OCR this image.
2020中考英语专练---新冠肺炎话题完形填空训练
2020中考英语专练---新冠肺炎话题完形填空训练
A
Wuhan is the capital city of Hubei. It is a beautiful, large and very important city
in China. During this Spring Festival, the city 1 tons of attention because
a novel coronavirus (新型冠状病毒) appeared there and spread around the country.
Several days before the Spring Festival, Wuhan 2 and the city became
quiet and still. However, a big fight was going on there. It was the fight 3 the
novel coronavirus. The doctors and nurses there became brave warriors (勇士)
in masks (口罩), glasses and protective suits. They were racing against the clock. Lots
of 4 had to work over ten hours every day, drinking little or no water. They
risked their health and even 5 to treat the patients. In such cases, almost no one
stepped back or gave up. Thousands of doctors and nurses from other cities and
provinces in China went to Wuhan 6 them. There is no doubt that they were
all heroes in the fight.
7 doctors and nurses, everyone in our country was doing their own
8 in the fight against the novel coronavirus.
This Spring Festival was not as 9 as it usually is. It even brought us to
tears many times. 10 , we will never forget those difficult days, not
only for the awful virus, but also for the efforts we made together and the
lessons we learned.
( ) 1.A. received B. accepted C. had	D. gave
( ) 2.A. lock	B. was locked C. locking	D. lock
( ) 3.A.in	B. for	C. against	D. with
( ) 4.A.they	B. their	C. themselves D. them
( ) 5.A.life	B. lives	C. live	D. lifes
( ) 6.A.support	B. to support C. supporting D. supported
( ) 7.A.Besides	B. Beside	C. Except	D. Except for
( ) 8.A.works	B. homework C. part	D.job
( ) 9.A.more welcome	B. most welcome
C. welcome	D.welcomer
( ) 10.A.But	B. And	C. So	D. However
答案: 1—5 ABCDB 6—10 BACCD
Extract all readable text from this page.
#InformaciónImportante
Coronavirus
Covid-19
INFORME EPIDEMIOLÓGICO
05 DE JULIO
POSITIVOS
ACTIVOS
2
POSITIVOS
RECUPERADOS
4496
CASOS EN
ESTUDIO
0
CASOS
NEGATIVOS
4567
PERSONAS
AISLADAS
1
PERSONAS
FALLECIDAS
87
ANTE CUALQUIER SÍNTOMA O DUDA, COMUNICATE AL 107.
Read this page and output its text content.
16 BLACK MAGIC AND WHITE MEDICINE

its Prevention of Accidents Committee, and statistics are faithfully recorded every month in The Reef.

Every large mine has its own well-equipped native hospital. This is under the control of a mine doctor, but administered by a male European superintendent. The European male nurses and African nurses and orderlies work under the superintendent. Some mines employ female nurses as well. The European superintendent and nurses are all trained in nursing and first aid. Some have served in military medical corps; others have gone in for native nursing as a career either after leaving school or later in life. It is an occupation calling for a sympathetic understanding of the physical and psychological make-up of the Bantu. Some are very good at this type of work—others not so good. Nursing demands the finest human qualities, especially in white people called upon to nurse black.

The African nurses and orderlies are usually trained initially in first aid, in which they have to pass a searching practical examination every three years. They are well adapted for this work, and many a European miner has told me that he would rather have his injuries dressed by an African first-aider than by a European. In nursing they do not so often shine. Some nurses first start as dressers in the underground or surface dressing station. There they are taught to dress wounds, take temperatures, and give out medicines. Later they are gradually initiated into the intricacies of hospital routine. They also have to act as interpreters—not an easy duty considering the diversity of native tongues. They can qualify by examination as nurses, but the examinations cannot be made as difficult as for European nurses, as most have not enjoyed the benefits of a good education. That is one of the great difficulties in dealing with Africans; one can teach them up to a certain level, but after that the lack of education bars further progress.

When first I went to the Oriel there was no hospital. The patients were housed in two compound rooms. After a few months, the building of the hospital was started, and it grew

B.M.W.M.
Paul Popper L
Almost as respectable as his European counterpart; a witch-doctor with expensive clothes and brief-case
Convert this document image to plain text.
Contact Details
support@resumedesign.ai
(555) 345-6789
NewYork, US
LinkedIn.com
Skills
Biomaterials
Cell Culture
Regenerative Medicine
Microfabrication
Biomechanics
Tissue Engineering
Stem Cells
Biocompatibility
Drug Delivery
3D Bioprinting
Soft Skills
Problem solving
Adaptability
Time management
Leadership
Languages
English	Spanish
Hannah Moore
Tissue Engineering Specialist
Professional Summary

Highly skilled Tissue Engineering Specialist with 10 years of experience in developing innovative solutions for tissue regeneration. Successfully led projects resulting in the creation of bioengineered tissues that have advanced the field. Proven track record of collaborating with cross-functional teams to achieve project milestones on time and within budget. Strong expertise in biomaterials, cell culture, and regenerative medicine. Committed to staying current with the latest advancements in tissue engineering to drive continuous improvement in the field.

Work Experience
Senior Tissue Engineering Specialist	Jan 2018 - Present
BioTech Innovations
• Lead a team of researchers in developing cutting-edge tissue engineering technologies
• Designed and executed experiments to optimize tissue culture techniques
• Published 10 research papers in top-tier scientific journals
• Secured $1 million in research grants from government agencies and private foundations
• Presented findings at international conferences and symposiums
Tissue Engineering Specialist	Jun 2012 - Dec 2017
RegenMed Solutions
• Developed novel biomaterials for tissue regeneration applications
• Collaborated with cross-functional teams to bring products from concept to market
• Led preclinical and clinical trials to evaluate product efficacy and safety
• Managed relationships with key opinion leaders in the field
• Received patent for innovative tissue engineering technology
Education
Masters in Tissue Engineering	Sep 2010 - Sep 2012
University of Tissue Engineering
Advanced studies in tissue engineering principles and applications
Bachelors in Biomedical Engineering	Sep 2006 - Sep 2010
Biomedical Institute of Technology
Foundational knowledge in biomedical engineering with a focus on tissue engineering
--- --- ---
[WHAT TO PRODUCE]
Your answer must be every line from the listing above that holds the string "text".

[RESULT OF THE EXERCISE]
Extract all readable text from this page.
Read this page and output its text content.
Convert this document image to plain text.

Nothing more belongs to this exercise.